If JavaScript or regular expressions are your thing, I encourage you to have a look around on my JavaScript and regular expression centric blog.

What is it?

XRegExp is a JavaScript library that provides an augmented, cross-browser implementation of regular expressions, including support for additional modifiers and syntax. Several convenience methods and a powerful recursive-construct parser are also included.

Browser and standards compatibility

XRegExp has been tested with Firefox 2 – 3 beta 5, Internet Explorer 5.5 – 8 beta 1, Safari 3.1, and Opera 9.27.

XRegExp is compliant with the regular expression flavor specified in ECMA-262 Edition 3 (ES3), and is designed to be compatible with regular expression extensions proposed for ECMAScript 4 (ES4). In fact, XRegExp makes some of ES4's big regex features available in today's browsers.

Features

API

Constructor XRegExp(pattern, [modifiers]) : Global

Accepts a pattern and modifiers; returns a new, extended RegExp object. Differs from a native regular expression in that additional syntax and modifiers are supported and browser inconsistencies are ameliorated.

Parameters:
  • pattern : String
    The regular expression pattern.
  • modifiers : String [optional]
    The regular expression modifiers (aka flags); may include non-native modifiers.
Returns:
  • RegExp
    An extended regular expression object.

Example code

var regex = new XRegExp("(?<month> [0-9]+ ) [-/.\\s]  # month\n" +
                        "(?<day>   [0-9]+ ) [-/.\\s]  # day  \n" +
                        "(?<year>  [0-9]+ )           # year   ", "x");

var input = "04/20/2008";
var output = input.replace(regex, "${year}-${month}-${day}");
// -> "2008-04-20"

Method cache(pattern, [modifiers]) : XRegExp

Accepts a pattern and modifiers; returns an extended RegExp object. If the regex has previously been cached, returns the cached object, otherwise the new object is cached.

Parameters:
  • pattern : String
    The regular expression pattern.
  • modifiers : String [optional]
    The regular expression modifiers (aka flags); may include non-native modifiers.
⁂
_Stated task 1_. State whether each statement agrees with the XRegExp page. Answer yes or no and quote the words that decide it: (a) XRegExp has been tested with Safari 3.1. (b) The modifiers parameter of the XRegExp constructor must always be supplied. (c) The cache method creates a new object even when the regex has already been cached.
The listing has no connection to the XRegExp page.
⁂
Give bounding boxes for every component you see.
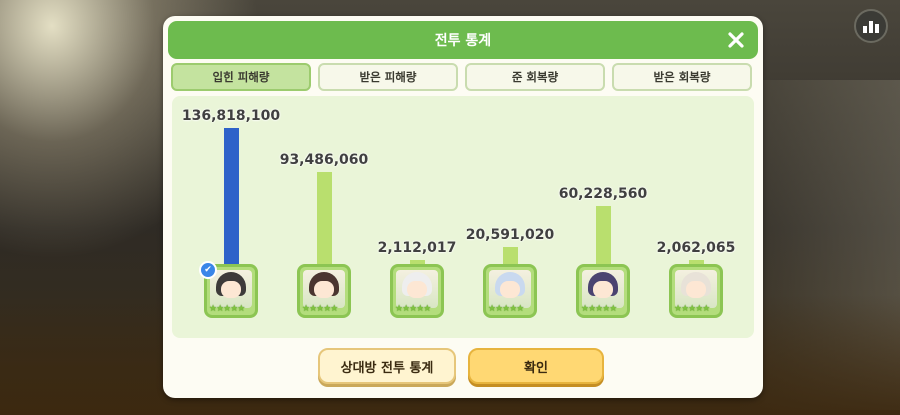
rank-stars-icon: ★★★★★ bbox=[209, 304, 245, 314]
dialog-title: 전투 통계 bbox=[434, 33, 492, 49]
tab-damage-dealt[interactable]: 입힌 피해량 bbox=[171, 63, 311, 91]
character-face bbox=[221, 281, 241, 298]
character-portrait-2[interactable]: ★★★★★ bbox=[297, 264, 351, 318]
rank-stars-icon: ★★★★★ bbox=[395, 304, 431, 314]
character-portrait-5[interactable]: ★★★★★ bbox=[576, 264, 630, 318]
character-face bbox=[686, 281, 706, 298]
value-label-4: 20,591,020 bbox=[465, 227, 555, 243]
bar-1 bbox=[224, 128, 239, 268]
rank-stars-icon: ★★★★★ bbox=[581, 304, 617, 314]
rank-stars-icon: ★★★★★ bbox=[674, 304, 710, 314]
tab-healing-given[interactable]: 준 회복량 bbox=[465, 63, 605, 91]
character-portrait-4[interactable]: ★★★★★ bbox=[483, 264, 537, 318]
opponent-stats-button[interactable]: 상대방 전투 통계 bbox=[318, 348, 456, 384]
rank-stars-icon: ★★★★★ bbox=[488, 304, 524, 314]
character-face bbox=[593, 281, 613, 298]
character-face bbox=[500, 281, 520, 298]
bar-chart-icon[interactable] bbox=[854, 9, 888, 43]
rank-stars-icon: ★★★★★ bbox=[302, 304, 338, 314]
value-label-1: 136,818,100 bbox=[181, 108, 281, 124]
thumbs-up-icon: ✔ bbox=[199, 261, 217, 279]
value-label-6: 2,062,065 bbox=[656, 240, 736, 256]
bar-2 bbox=[317, 172, 332, 268]
stat-tabs: 입힌 피해량 받은 피해량 준 회복량 받은 회복량 bbox=[171, 63, 755, 91]
character-portrait-3[interactable]: ★★★★★ bbox=[390, 264, 444, 318]
character-portrait-6[interactable]: ★★★★★ bbox=[669, 264, 723, 318]
value-label-5: 60,228,560 bbox=[558, 186, 648, 202]
battle-stats-dialog: 전투 통계 입힌 피해량 받은 피해량 준 회복량 받은 회복량 136,818… bbox=[163, 16, 763, 398]
value-label-2: 93,486,060 bbox=[279, 152, 369, 168]
character-face bbox=[407, 281, 427, 298]
tab-damage-taken[interactable]: 받은 피해량 bbox=[318, 63, 458, 91]
confirm-button[interactable]: 확인 bbox=[468, 348, 604, 384]
damage-chart: 136,818,100 ★★★★★ ✔ 93,486,060 ★★★★★ 2,112,01… bbox=[172, 96, 754, 338]
character-face bbox=[314, 281, 334, 298]
close-icon[interactable] bbox=[722, 26, 750, 54]
tab-healing-received[interactable]: 받은 회복량 bbox=[612, 63, 752, 91]
dialog-header: 전투 통계 bbox=[168, 21, 758, 59]
bar-5 bbox=[596, 206, 611, 268]
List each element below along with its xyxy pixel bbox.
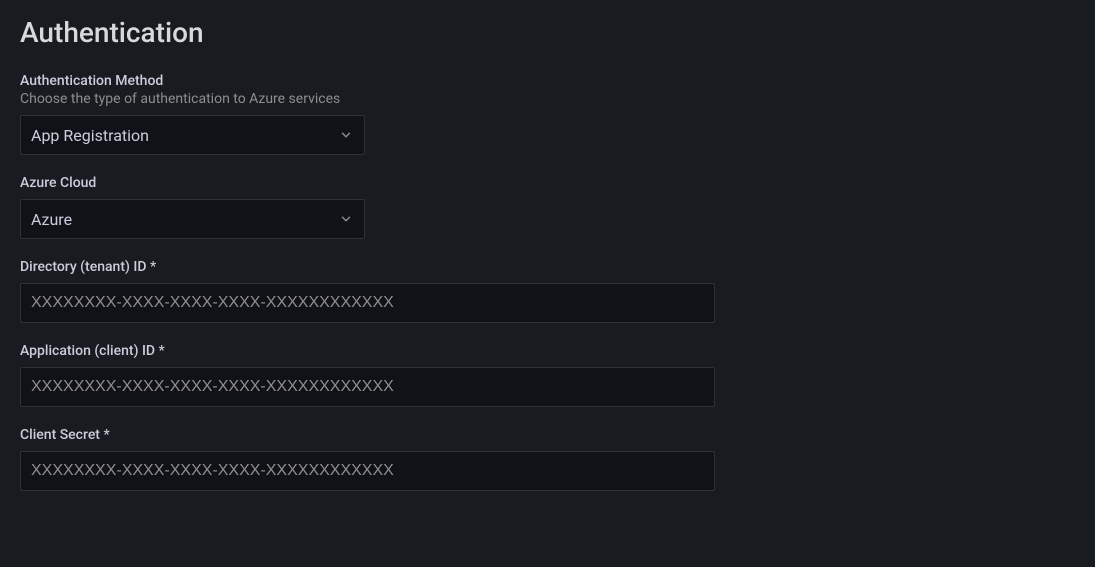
auth-method-select[interactable]: App Registration xyxy=(20,115,365,155)
auth-method-value: App Registration xyxy=(31,126,149,145)
client-id-group: Application (client) ID * xyxy=(20,343,1075,407)
auth-method-label: Authentication Method xyxy=(20,73,1075,89)
azure-cloud-value: Azure xyxy=(31,210,72,229)
auth-method-group: Authentication Method Choose the type of… xyxy=(20,73,1075,155)
tenant-id-label: Directory (tenant) ID * xyxy=(20,259,1075,275)
azure-cloud-select[interactable]: Azure xyxy=(20,199,365,239)
client-id-input[interactable] xyxy=(20,367,715,407)
tenant-id-input[interactable] xyxy=(20,283,715,323)
azure-cloud-label: Azure Cloud xyxy=(20,175,1075,191)
page-title: Authentication xyxy=(20,16,1075,49)
client-secret-input[interactable] xyxy=(20,451,715,491)
client-id-label: Application (client) ID * xyxy=(20,343,1075,359)
azure-cloud-group: Azure Cloud Azure xyxy=(20,175,1075,239)
client-secret-label: Client Secret * xyxy=(20,427,1075,443)
client-secret-group: Client Secret * xyxy=(20,427,1075,491)
tenant-id-group: Directory (tenant) ID * xyxy=(20,259,1075,323)
auth-method-description: Choose the type of authentication to Azu… xyxy=(20,91,1075,107)
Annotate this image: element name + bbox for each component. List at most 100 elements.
⁂
_Stated task 2_. Return every line of the listing that contains the string "icon". Case counts.

_Reply 1_.
(a) Yes: "XRegExp has been tested with Firefox 2 – 3 beta 5, Internet Explorer 5.5 – 8 beta 1, Safari 3.1, and Opera 9.27."
(b) No: "modifiers : String [optional]"
(c) No: "If the regex has previously been cached, returns the cached object, otherwise the new object is cached."

_Reply 2_.
rank-stars-icon: ★★★★★ bbox=[209, 304, 245, 314]
rank-stars-icon: ★★★★★ bbox=[395, 304, 431, 314]
rank-stars-icon: ★★★★★ bbox=[581, 304, 617, 314]
rank-stars-icon: ★★★★★ bbox=[674, 304, 710, 314]
rank-stars-icon: ★★★★★ bbox=[488, 304, 524, 314]
bar-chart-icon[interactable] bbox=[854, 9, 888, 43]
rank-stars-icon: ★★★★★ bbox=[302, 304, 338, 314]
thumbs-up-icon: ✔ bbox=[199, 261, 217, 279]
close-icon[interactable] bbox=[722, 26, 750, 54]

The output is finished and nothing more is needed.